■ **Your instructions**:
Every record must be repeated exactly, with no omission.

■ **Data rows**:

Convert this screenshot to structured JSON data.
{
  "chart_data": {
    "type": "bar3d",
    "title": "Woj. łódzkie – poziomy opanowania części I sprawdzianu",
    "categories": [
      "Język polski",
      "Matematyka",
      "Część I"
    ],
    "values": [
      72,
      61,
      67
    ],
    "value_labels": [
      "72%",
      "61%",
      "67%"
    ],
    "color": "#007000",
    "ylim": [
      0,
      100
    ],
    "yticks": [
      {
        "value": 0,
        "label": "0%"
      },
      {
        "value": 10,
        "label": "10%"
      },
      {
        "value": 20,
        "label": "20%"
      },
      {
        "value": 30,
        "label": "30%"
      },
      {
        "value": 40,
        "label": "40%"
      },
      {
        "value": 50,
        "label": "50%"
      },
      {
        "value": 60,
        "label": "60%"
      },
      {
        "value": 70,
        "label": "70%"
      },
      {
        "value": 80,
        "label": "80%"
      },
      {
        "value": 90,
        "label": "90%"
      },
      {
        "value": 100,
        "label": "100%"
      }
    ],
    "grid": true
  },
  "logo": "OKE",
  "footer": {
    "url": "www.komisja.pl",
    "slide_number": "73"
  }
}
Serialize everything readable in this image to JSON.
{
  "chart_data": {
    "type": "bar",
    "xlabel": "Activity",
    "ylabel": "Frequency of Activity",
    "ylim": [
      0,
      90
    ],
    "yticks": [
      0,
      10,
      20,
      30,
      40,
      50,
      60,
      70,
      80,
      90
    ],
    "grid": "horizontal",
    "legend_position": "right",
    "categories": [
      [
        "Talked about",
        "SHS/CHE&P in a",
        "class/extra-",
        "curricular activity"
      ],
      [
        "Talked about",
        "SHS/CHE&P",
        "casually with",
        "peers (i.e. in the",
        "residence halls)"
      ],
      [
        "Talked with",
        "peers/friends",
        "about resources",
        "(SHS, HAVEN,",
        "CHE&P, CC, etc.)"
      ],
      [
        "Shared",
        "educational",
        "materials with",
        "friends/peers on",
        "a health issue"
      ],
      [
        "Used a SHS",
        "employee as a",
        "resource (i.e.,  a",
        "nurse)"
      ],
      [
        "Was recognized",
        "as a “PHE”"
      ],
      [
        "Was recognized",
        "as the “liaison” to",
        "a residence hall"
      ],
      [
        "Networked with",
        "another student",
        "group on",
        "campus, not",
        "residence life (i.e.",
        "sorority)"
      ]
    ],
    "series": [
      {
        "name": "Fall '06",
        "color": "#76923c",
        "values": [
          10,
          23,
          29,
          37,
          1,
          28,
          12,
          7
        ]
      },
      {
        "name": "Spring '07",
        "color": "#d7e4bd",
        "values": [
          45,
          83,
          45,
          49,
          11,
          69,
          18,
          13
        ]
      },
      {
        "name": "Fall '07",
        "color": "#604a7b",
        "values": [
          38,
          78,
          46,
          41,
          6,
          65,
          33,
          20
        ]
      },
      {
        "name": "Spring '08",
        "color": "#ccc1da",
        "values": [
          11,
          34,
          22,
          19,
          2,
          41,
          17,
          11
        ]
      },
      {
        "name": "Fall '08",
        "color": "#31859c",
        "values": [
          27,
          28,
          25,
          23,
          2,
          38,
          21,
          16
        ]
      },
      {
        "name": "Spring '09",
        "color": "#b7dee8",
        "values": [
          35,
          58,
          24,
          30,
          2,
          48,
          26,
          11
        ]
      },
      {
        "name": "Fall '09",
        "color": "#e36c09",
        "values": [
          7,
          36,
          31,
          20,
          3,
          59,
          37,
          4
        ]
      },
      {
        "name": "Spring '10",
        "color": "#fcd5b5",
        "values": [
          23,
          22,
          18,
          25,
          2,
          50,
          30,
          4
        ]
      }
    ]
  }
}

■ **Correct response**:
Convert this screenshot to structured JSON data.
{
  "chart_data": {
    "type": "bar3d",
    "title": "Woj. łódzkie – poziomy opanowania części I sprawdzianu",
    "categories": [
      "Język polski",
      "Matematyka",
      "Część I"
    ],
    "values": [
      72,
      61,
      67
    ],
    "value_labels": [
      "72%",
      "61%",
      "67%"
    ],
    "color": "#007000",
    "ylim": [
      0,
      100
    ],
    "yticks": [
      {
        "value": 0,
        "label": "0%"
      },
      {
        "value": 10,
        "label": "10%"
      },
      {
        "value": 20,
        "label": "20%"
      },
      {
        "value": 30,
        "label": "30%"
      },
      {
        "value": 40,
        "label": "40%"
      },
      {
        "value": 50,
        "label": "50%"
      },
      {
        "value": 60,
        "label": "60%"
      },
      {
        "value": 70,
        "label": "70%"
      },
      {
        "value": 80,
        "label": "80%"
      },
      {
        "value": 90,
        "label": "90%"
      },
      {
        "value": 100,
        "label": "100%"
      }
    ],
    "grid": true
  },
  "logo": "OKE",
  "footer": {
    "url": "www.komisja.pl",
    "slide_number": "73"
  }
}
Serialize everything readable in this image to JSON.
{
  "chart_data": {
    "type": "bar",
    "xlabel": "Activity",
    "ylabel": "Frequency of Activity",
    "ylim": [
      0,
      90
    ],
    "yticks": [
      0,
      10,
      20,
      30,
      40,
      50,
      60,
      70,
      80,
      90
    ],
    "grid": "horizontal",
    "legend_position": "right",
    "categories": [
      [
        "Talked about",
        "SHS/CHE&P in a",
        "class/extra-",
        "curricular activity"
      ],
      [
        "Talked about",
        "SHS/CHE&P",
        "casually with",
        "peers (i.e. in the",
        "residence halls)"
      ],
      [
        "Talked with",
        "peers/friends",
        "about resources",
        "(SHS, HAVEN,",
        "CHE&P, CC, etc.)"
      ],
      [
        "Shared",
        "educational",
        "materials with",
        "friends/peers on",
        "a health issue"
      ],
      [
        "Used a SHS",
        "employee as a",
        "resource (i.e.,  a",
        "nurse)"
      ],
      [
        "Was recognized",
        "as a “PHE”"
      ],
      [
        "Was recognized",
        "as the “liaison” to",
        "a residence hall"
      ],
      [
        "Networked with",
        "another student",
        "group on",
        "campus, not",
        "residence life (i.e.",
        "sorority)"
      ]
    ],
    "series": [
      {
        "name": "Fall '06",
        "color": "#76923c",
        "values": [
          10,
          23,
          29,
          37,
          1,
          28,
          12,
          7
        ]
      },
      {
        "name": "Spring '07",
        "color": "#d7e4bd",
        "values": [
          45,
          83,
          45,
          49,
          11,
          69,
          18,
          13
        ]
      },
      {
        "name": "Fall '07",
        "color": "#604a7b",
        "values": [
          38,
          78,
          46,
          41,
          6,
          65,
          33,
          20
        ]
      },
      {
        "name": "Spring '08",
        "color": "#ccc1da",
        "values": [
          11,
          34,
          22,
          19,
          2,
          41,
          17,
          11
        ]
      },
      {
        "name": "Fall '08",
        "color": "#31859c",
        "values": [
          27,
          28,
          25,
          23,
          2,
          38,
          21,
          16
        ]
      },
      {
        "name": "Spring '09",
        "color": "#b7dee8",
        "values": [
          35,
          58,
          24,
          30,
          2,
          48,
          26,
          11
        ]
      },
      {
        "name": "Fall '09",
        "color": "#e36c09",
        "values": [
          7,
          36,
          31,
          20,
          3,
          59,
          37,
          4
        ]
      },
      {
        "name": "Spring '10",
        "color": "#fcd5b5",
        "values": [
          23,
          22,
          18,
          25,
          2,
          50,
          30,
          4
        ]
      }
    ]
  }
}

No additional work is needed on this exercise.